_Given problem:_
In how many lines of the data does the word "Engine" appear? Give the number by itself.

_Data supplied:_
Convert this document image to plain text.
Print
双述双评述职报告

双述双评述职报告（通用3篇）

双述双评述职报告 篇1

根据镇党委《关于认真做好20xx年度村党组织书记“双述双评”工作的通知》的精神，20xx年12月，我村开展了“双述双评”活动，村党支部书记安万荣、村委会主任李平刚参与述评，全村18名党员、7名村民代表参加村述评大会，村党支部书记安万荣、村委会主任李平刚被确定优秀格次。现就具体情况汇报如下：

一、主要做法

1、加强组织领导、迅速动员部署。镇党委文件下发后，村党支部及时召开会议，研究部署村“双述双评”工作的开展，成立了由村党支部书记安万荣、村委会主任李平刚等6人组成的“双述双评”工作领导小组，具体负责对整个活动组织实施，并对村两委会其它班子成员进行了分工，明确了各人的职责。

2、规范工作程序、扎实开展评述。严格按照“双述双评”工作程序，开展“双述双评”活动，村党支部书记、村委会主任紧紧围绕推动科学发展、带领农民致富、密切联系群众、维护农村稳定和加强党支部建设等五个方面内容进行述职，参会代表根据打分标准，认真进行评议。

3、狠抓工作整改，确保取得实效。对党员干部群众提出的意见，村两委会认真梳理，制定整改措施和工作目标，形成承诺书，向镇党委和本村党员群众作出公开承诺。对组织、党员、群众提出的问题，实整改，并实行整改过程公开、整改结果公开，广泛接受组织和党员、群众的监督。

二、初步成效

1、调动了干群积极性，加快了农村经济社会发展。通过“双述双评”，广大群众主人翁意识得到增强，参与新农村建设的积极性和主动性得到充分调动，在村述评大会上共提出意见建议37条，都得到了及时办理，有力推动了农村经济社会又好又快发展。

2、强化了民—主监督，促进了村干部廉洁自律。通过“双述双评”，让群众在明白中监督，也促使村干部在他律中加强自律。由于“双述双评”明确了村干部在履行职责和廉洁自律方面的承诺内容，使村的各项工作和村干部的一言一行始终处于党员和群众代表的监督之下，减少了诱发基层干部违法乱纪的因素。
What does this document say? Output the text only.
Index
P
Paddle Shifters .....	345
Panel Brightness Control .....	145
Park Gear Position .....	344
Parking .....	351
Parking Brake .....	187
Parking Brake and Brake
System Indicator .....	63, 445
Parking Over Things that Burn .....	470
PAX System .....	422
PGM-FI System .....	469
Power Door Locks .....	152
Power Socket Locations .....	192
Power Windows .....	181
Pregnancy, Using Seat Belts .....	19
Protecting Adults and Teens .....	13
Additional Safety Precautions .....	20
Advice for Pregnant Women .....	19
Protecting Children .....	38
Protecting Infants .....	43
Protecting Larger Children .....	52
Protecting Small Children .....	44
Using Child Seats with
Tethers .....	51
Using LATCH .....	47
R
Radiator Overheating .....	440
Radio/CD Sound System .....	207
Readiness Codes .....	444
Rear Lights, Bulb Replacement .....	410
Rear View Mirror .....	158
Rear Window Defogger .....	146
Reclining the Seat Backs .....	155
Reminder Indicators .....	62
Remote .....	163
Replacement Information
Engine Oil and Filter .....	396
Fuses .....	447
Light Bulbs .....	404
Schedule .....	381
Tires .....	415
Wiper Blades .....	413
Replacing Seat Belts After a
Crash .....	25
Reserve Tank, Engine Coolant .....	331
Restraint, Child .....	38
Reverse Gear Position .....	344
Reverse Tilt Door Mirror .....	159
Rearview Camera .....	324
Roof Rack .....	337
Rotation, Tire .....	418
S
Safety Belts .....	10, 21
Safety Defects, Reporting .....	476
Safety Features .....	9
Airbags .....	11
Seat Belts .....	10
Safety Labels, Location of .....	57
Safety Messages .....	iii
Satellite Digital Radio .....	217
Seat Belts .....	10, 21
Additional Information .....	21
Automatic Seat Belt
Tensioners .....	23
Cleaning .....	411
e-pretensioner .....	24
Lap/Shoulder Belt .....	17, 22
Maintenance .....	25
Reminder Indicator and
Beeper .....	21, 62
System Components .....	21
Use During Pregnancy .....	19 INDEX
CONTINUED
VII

_Correct answer:_
2